_PROBLEM DESCRIPTION_. Using the entries that follow, collect the lines where the word "text" appears.

┌─ DATA LINES

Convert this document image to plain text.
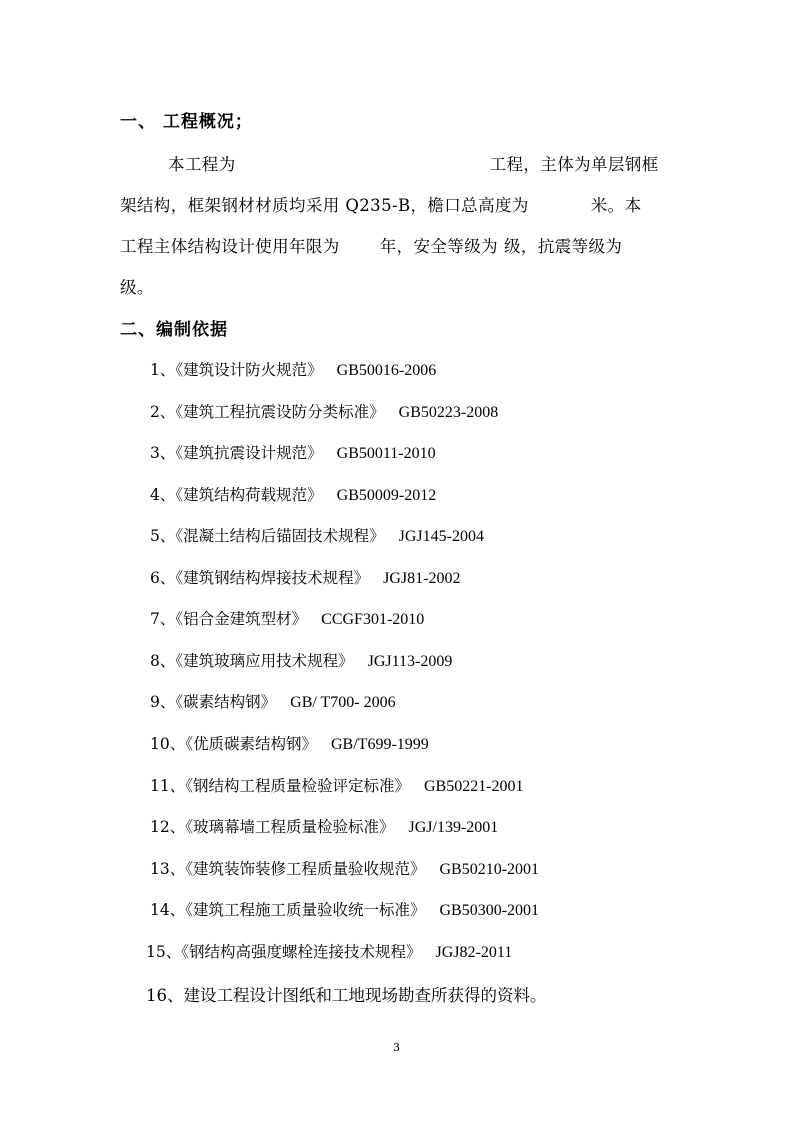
一、 工程概况；
本工程为	工程，主体为单层钢框
架结构，框架钢材材质均采用 Q235-B，檐口总高度为	米。本
工程主体结构设计使用年限为 年，安全等级为 级，抗震等级为
级。
二、编制依据
1、《建筑设计防火规范》 GB50016-2006
2、《建筑工程抗震设防分类标准》 GB50223-2008
3、《建筑抗震设计规范》 GB50011-2010
4、《建筑结构荷载规范》 GB50009-2012
5、《混凝土结构后锚固技术规程》 JGJ145-2004
6、《建筑钢结构焊接技术规程》 JGJ81-2002
7、《铝合金建筑型材》 CCGF301-2010
8、《建筑玻璃应用技术规程》 JGJ113-2009
9、《碳素结构钢》 GB/ T700- 2006
10、《优质碳素结构钢》 GB/T699-1999
11、《钢结构工程质量检验评定标准》 GB50221-2001
12、《玻璃幕墙工程质量检验标准》 JGJ/139-2001
13、《建筑装饰装修工程质量验收规范》 GB50210-2001
14、《建筑工程施工质量验收统一标准》 GB50300-2001
15、《钢结构高强度螺栓连接技术规程》 JGJ82-2011
16、建设工程设计图纸和工地现场勘查所获得的资料。
3
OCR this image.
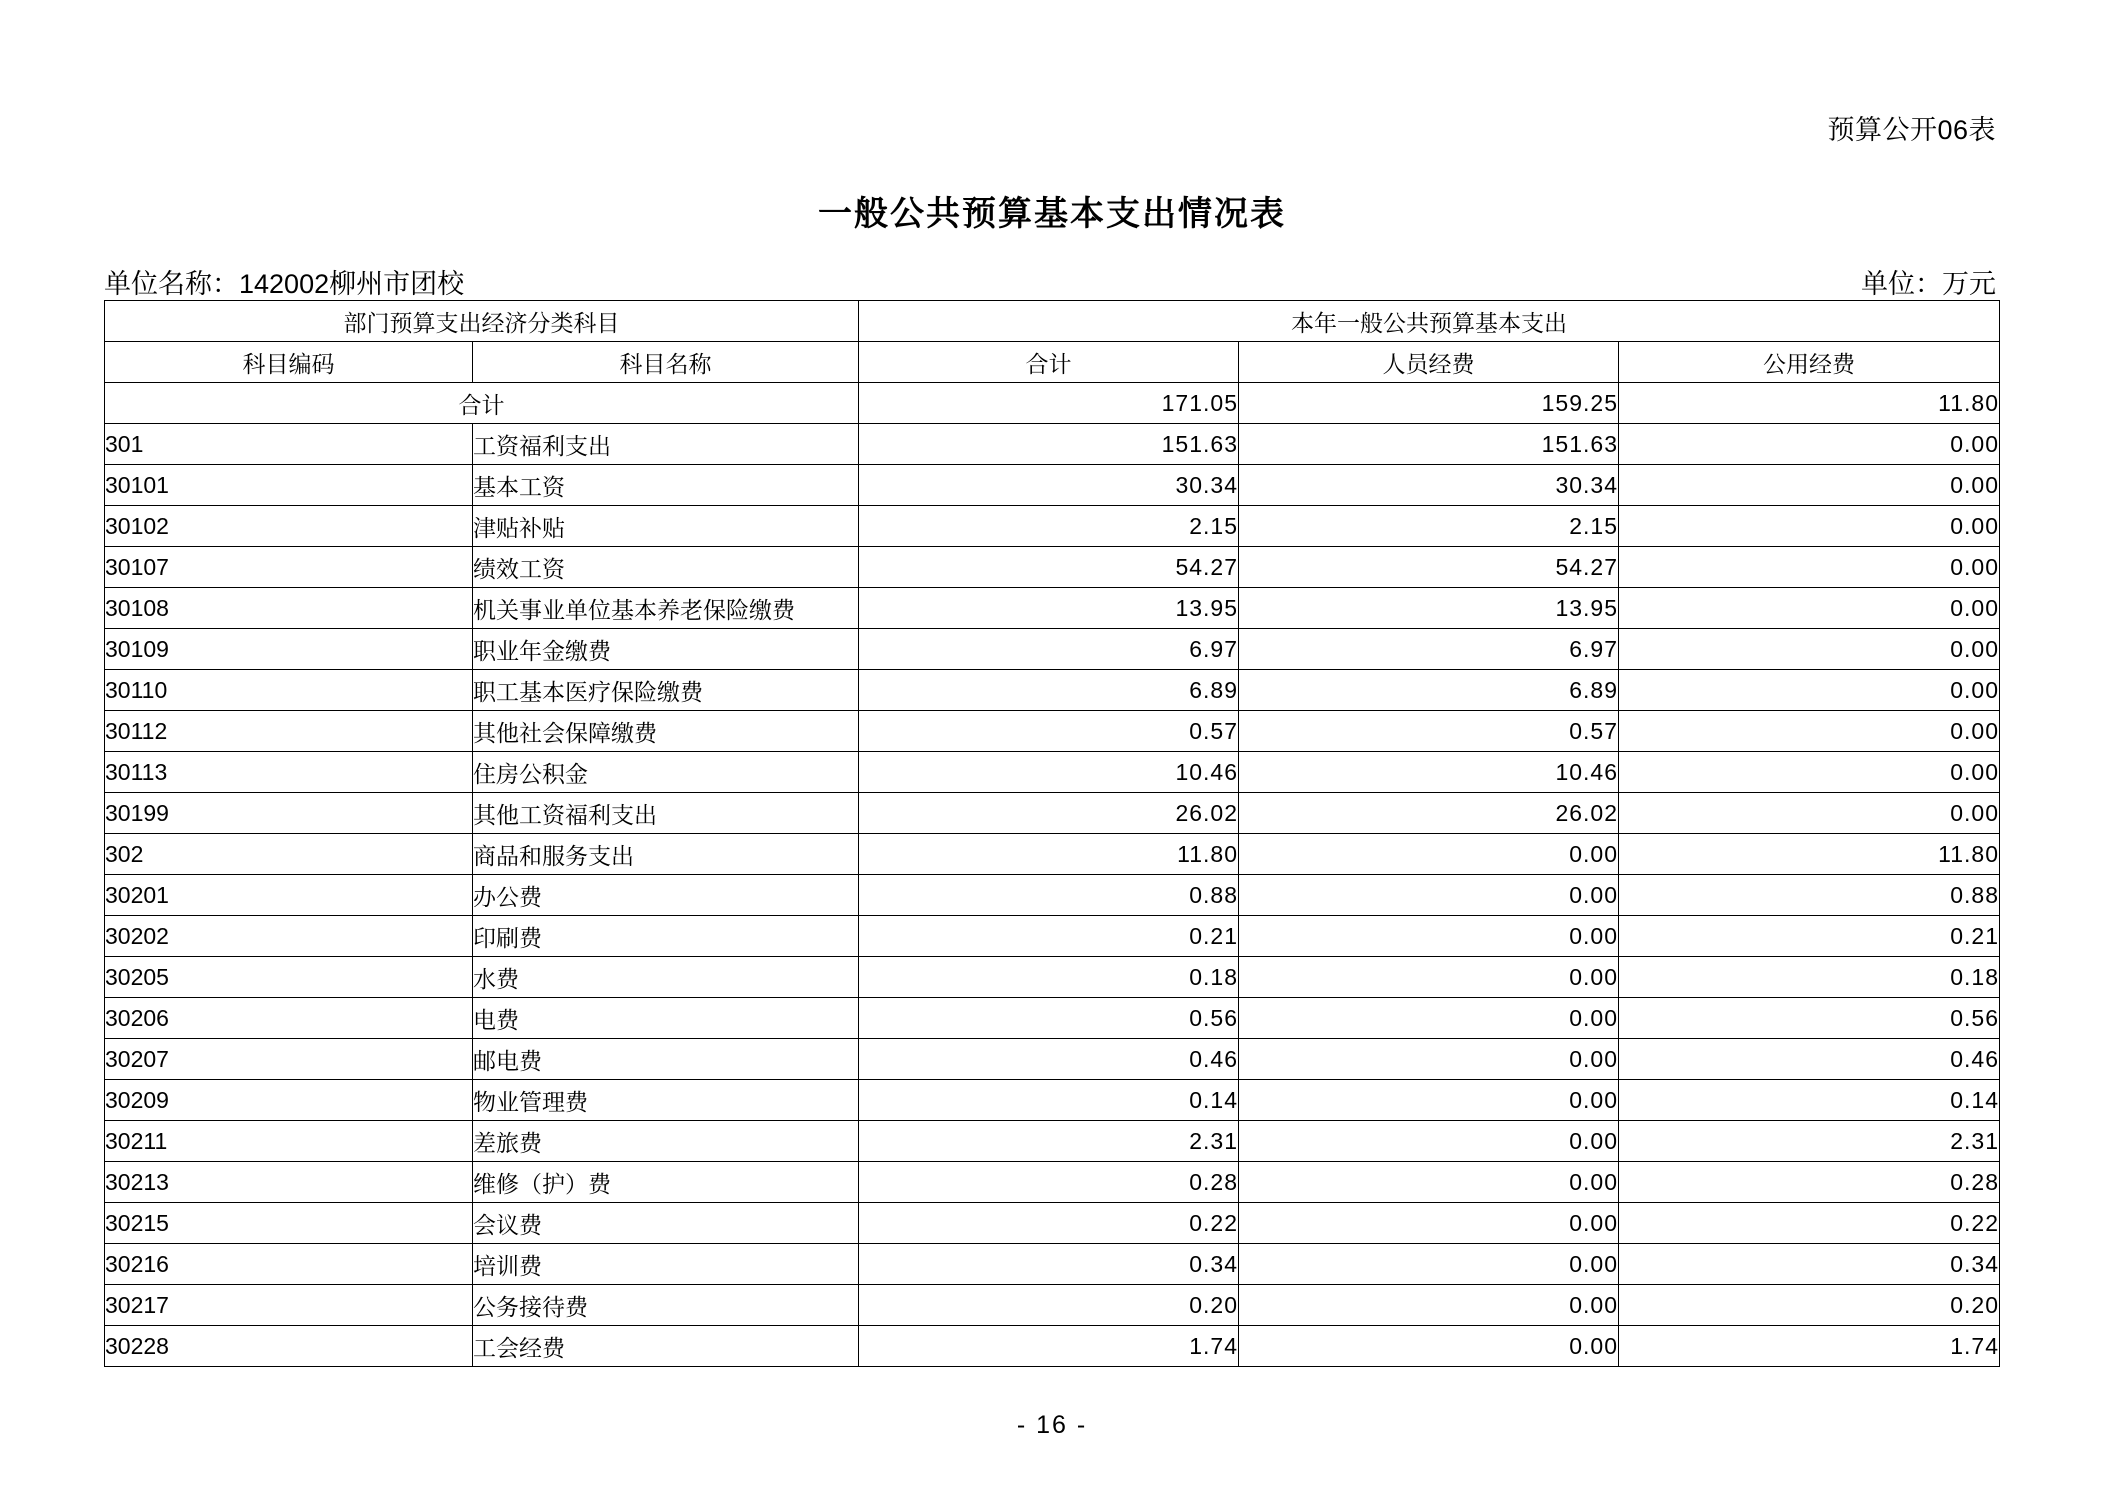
预算公开06表
一般公共预算基本支出情况表
单位名称：142002柳州市团校	单位：万元
部门预算支出经济分类科目		本年一般公共预算基本支出		
科目编码	科目名称	合计	人员经费	公用经费
合计		171.05	159.25	11.80
301	工资福利支出	151.63	151.63	0.00
30101	基本工资	30.34	30.34	0.00
30102	津贴补贴	2.15	2.15	0.00
30107	绩效工资	54.27	54.27	0.00
30108	机关事业单位基本养老保险缴费	13.95	13.95	0.00
30109	职业年金缴费	6.97	6.97	0.00
30110	职工基本医疗保险缴费	6.89	6.89	0.00
30112	其他社会保障缴费	0.57	0.57	0.00
30113	住房公积金	10.46	10.46	0.00
30199	其他工资福利支出	26.02	26.02	0.00
302	商品和服务支出	11.80	0.00	11.80
30201	办公费	0.88	0.00	0.88
30202	印刷费	0.21	0.00	0.21
30205	水费	0.18	0.00	0.18
30206	电费	0.56	0.00	0.56
30207	邮电费	0.46	0.00	0.46
30209	物业管理费	0.14	0.00	0.14
30211	差旅费	2.31	0.00	2.31
30213	维修（护）费	0.28	0.00	0.28
30215	会议费	0.22	0.00	0.22
30216	培训费	0.34	0.00	0.34
30217	公务接待费	0.20	0.00	0.20
30228	工会经费	1.74	0.00	1.74
- 16 -
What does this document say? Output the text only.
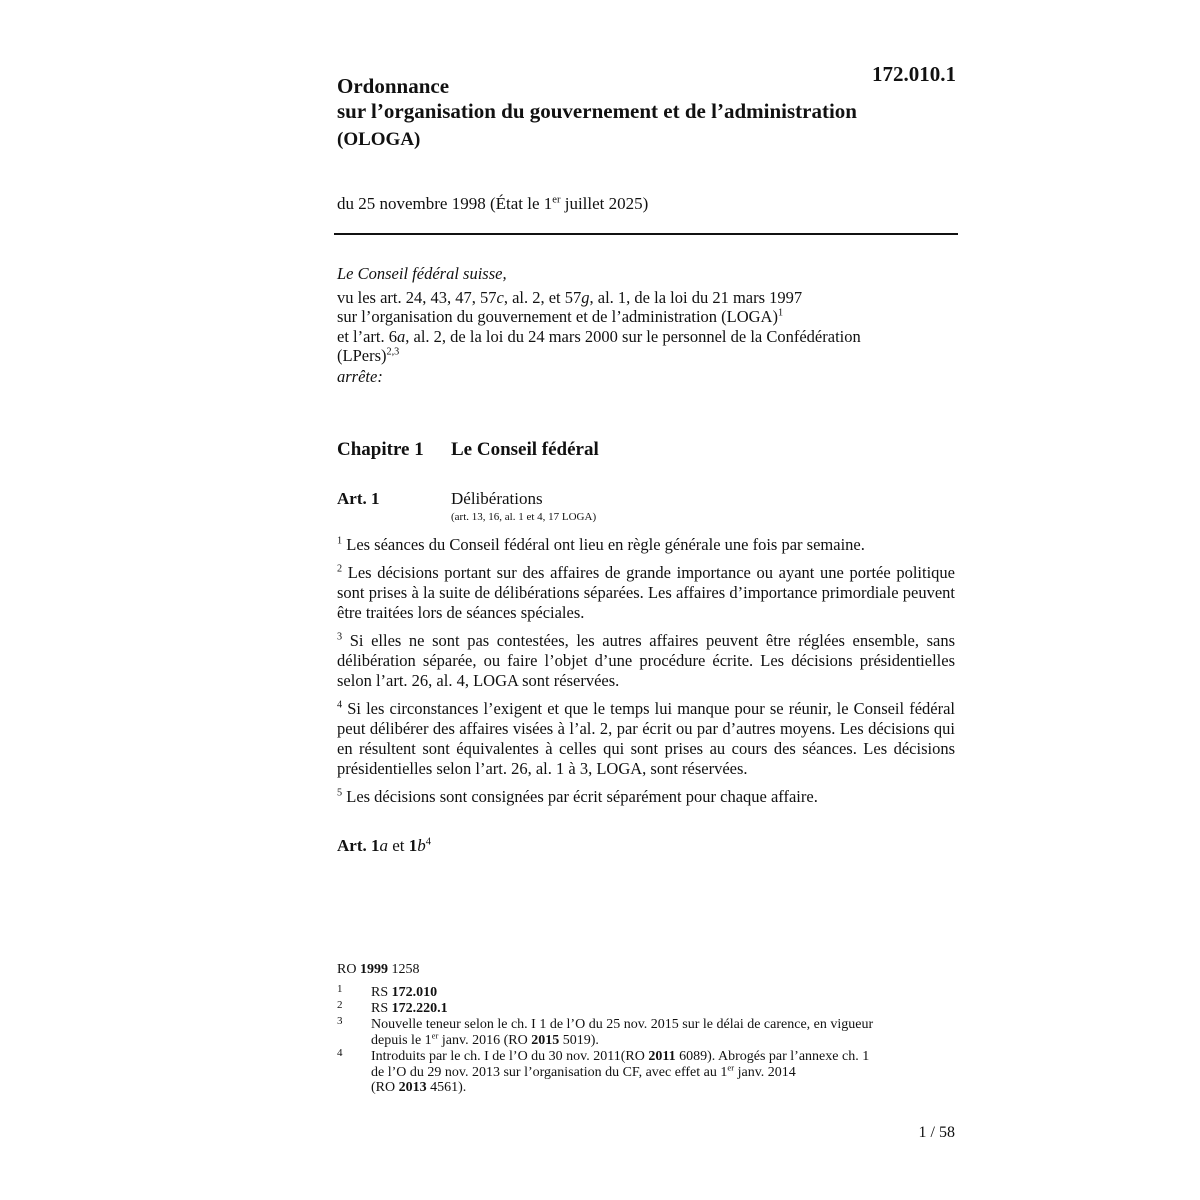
172.010.1
Ordonnance
sur l’organisation du gouvernement et de l’administration
(OLOGA)
du 25 novembre 1998 (État le 1er juillet 2025)
Le Conseil fédéral suisse,
vu les art. 24, 43, 47, 57c, al. 2, et 57g, al. 1, de la loi du 21 mars 1997
sur l’organisation du gouvernement et de l’administration (LOGA)$^1$
et l’art. 6a, al. 2, de la loi du 24 mars 2000 sur le personnel de la Confédération
(LPers)$^{2,3}$
arrête:
Chapitre 1 Le Conseil fédéral
Art. 1	Délibérations
(art. 13, 16, al. 1 et 4, 17 LOGA)

$^1$ Les séances du Conseil fédéral ont lieu en règle générale une fois par semaine.

$^2$ Les décisions portant sur des affaires de grande importance ou ayant une portée politique sont prises à la suite de délibérations séparées. Les affaires d’importance primordiale peuvent être traitées lors de séances spéciales.

$^3$ Si elles ne sont pas contestées, les autres affaires peuvent être réglées ensemble, sans délibération séparée, ou faire l’objet d’une procédure écrite. Les décisions présidentielles selon l’art. 26, al. 4, LOGA sont réservées.

$^4$ Si les circonstances l’exigent et que le temps lui manque pour se réunir, le Conseil fédéral peut délibérer des affaires visées à l’al. 2, par écrit ou par d’autres moyens. Les décisions qui en résultent sont équivalentes à celles qui sont prises au cours des séances. Les décisions présidentielles selon l’art. 26, al. 1 à 3, LOGA, sont réservées.

$^5$ Les décisions sont consignées par écrit séparément pour chaque affaire.

Art. 1a et $1b^4$
RO 1999 1258
1 RS 172.010
2 RS 172.220.1
3 Nouvelle teneur selon le ch. I 1 de l’O du 25 nov. 2015 sur le délai de carence, en vigueur
depuis le 1er janv. 2016 (RO 2015 5019).
4 Introduits par le ch. I de l’O du 30 nov. 2011(RO 2011 6089). Abrogés par l’annexe ch. 1
de l’O du 29 nov. 2013 sur l’organisation du CF, avec effet au 1er janv. 2014
(RO 2013 4561).
1 / 58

└─

_SOLUTION TO THE EXERCISE_.
Convert this document image to plain text.
What does this document say? Output the text only.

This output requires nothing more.